* Exercise description:
Pull every "this" line out of the data below.

* Material provided:

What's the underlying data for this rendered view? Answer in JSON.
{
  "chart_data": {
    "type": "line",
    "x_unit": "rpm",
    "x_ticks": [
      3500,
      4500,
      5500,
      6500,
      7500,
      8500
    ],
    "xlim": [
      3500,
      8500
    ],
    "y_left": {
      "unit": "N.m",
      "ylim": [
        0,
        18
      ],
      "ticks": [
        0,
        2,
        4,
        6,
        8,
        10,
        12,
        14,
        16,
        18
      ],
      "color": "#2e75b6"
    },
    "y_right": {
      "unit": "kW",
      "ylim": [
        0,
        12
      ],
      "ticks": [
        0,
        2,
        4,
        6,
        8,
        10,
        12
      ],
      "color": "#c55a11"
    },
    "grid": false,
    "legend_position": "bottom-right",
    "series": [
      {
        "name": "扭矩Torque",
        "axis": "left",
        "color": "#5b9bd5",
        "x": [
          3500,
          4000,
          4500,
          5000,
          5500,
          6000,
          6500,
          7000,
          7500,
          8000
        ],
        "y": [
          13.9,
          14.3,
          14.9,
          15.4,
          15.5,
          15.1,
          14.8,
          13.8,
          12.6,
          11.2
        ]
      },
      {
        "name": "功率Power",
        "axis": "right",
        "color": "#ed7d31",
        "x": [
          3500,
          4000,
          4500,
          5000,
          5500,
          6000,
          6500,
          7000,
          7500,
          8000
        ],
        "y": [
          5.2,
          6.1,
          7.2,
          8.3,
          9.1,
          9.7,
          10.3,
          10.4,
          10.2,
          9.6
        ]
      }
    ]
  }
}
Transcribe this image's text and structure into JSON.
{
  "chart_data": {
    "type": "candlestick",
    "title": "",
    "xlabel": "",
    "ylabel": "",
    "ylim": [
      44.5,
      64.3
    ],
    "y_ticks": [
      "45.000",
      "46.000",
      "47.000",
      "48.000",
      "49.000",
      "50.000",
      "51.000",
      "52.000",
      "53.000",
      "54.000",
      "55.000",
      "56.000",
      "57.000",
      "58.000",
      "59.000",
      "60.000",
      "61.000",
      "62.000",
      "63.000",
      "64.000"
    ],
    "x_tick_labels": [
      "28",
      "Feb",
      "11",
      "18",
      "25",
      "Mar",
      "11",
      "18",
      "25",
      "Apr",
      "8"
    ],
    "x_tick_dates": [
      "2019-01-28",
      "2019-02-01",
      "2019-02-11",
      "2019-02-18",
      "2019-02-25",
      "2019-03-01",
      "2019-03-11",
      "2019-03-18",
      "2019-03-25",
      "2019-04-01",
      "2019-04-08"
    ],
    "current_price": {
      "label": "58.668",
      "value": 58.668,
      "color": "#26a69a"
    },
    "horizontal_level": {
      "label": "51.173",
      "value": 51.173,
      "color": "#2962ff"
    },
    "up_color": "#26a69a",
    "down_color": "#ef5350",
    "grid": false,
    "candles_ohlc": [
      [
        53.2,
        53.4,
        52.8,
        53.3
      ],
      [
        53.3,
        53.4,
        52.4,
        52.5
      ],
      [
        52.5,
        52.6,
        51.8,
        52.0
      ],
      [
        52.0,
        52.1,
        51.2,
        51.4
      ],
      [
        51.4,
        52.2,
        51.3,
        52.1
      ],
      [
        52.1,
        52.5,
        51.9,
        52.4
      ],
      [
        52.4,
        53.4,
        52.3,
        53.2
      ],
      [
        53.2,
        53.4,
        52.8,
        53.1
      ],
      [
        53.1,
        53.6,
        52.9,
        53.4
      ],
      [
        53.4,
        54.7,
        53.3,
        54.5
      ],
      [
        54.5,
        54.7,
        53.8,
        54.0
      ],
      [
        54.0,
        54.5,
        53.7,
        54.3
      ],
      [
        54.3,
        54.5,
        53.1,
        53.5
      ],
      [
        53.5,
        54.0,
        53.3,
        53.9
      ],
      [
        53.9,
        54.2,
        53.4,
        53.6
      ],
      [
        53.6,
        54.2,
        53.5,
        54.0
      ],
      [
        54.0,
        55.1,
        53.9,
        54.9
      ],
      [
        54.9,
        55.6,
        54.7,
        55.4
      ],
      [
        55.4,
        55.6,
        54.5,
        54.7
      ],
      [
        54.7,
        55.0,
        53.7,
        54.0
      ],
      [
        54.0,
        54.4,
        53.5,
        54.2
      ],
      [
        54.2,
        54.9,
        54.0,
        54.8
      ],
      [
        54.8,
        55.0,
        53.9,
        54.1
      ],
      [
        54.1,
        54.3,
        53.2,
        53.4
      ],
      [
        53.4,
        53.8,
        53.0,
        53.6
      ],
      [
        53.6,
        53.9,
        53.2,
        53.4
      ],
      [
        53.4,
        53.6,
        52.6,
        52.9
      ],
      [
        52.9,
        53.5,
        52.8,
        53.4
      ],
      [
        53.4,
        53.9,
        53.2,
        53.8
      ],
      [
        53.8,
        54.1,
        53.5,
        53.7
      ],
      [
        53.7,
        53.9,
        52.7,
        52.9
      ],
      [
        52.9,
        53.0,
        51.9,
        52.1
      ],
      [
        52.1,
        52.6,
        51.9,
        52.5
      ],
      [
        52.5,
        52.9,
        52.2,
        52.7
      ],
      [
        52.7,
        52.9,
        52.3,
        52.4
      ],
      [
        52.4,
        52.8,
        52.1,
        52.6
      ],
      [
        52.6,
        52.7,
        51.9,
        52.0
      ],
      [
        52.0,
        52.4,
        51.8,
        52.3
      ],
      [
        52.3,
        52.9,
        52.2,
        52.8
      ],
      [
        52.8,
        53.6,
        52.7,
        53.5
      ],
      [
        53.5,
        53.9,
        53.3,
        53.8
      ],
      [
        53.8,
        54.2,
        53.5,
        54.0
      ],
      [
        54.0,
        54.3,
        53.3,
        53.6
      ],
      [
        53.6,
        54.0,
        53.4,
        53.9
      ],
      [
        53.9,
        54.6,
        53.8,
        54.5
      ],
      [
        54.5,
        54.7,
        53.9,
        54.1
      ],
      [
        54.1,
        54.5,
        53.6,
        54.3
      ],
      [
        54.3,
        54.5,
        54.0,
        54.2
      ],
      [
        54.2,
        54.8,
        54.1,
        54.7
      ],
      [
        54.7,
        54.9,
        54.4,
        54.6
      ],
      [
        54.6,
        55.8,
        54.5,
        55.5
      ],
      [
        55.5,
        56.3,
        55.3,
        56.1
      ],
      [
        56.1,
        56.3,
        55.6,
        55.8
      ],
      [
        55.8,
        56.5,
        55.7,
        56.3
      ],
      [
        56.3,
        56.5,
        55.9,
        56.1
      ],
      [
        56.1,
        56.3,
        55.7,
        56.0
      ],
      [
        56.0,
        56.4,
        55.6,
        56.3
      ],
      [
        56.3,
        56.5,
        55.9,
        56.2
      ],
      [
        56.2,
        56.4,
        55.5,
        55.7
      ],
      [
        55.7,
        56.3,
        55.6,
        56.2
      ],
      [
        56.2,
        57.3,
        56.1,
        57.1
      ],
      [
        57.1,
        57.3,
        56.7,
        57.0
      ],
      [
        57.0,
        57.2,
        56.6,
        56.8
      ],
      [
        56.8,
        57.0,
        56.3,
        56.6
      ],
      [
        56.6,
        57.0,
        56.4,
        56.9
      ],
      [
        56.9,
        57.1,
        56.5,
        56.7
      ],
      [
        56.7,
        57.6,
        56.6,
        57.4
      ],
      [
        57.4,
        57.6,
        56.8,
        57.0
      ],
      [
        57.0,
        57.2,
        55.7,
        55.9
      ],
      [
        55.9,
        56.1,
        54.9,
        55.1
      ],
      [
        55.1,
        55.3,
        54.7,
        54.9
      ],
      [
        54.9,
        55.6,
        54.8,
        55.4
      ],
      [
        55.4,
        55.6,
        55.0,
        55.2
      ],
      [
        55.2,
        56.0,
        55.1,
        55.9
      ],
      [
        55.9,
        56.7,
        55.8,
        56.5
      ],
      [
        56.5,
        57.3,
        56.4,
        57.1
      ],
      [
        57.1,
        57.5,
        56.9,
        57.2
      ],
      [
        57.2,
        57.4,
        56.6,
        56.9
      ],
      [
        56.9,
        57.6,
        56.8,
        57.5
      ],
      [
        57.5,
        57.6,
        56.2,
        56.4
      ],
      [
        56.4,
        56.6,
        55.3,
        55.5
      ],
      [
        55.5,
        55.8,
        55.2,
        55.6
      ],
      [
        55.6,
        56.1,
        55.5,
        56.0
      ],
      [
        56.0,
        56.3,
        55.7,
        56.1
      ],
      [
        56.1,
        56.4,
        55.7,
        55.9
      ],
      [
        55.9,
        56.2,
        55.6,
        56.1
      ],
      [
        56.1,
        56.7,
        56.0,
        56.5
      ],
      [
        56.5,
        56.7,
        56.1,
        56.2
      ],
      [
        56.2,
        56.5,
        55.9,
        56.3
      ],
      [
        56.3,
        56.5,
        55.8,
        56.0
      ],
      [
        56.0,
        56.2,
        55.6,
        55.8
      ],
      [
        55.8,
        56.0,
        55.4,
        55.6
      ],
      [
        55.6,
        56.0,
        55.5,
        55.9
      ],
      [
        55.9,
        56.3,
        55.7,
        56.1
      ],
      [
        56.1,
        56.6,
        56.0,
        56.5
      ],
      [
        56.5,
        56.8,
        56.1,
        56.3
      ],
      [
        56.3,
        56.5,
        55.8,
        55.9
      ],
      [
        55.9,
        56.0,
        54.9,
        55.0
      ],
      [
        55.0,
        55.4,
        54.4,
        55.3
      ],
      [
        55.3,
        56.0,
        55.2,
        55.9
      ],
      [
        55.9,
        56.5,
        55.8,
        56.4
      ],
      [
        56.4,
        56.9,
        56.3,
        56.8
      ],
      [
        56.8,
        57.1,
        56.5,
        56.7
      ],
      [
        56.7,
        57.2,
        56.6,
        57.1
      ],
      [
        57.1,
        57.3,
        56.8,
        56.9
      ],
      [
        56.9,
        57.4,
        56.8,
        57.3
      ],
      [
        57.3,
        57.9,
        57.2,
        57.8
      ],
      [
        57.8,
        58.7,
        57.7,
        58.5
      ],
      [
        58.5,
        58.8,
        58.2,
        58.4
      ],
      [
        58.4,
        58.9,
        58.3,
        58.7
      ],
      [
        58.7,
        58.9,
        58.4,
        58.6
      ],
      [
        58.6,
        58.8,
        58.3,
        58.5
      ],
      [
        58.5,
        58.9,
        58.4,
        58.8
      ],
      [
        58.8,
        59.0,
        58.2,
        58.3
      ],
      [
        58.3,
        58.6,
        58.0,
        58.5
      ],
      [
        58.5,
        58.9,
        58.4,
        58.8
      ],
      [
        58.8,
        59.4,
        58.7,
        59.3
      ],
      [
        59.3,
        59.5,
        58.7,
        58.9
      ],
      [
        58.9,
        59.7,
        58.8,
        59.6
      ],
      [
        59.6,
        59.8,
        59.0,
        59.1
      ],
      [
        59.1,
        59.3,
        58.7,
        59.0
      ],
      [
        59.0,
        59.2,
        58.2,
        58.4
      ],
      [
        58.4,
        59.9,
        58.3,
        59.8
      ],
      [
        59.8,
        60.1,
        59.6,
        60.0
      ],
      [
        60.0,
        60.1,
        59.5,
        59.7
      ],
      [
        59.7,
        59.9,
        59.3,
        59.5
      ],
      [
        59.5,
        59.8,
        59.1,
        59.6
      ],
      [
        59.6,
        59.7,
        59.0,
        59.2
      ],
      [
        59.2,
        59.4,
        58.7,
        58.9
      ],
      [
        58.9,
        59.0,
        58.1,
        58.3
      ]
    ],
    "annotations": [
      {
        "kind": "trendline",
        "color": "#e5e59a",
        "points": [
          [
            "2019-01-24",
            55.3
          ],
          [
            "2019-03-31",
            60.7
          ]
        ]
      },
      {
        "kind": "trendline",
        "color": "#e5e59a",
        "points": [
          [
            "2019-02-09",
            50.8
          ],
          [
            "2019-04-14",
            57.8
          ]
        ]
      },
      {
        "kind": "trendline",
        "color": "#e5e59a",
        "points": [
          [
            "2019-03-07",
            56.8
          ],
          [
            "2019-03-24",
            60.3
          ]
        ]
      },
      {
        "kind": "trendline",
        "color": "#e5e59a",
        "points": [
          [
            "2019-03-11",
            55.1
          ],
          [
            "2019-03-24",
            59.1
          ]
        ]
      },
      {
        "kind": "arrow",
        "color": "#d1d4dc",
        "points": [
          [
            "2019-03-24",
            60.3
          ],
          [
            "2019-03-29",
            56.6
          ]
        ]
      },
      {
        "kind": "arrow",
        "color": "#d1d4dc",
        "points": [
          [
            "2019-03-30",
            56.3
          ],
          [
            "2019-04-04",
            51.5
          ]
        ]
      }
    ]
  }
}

* Answer for the task:
What's the underlying data for this rendered view? Answer in JSON.
Transcribe this image's text and structure into JSON.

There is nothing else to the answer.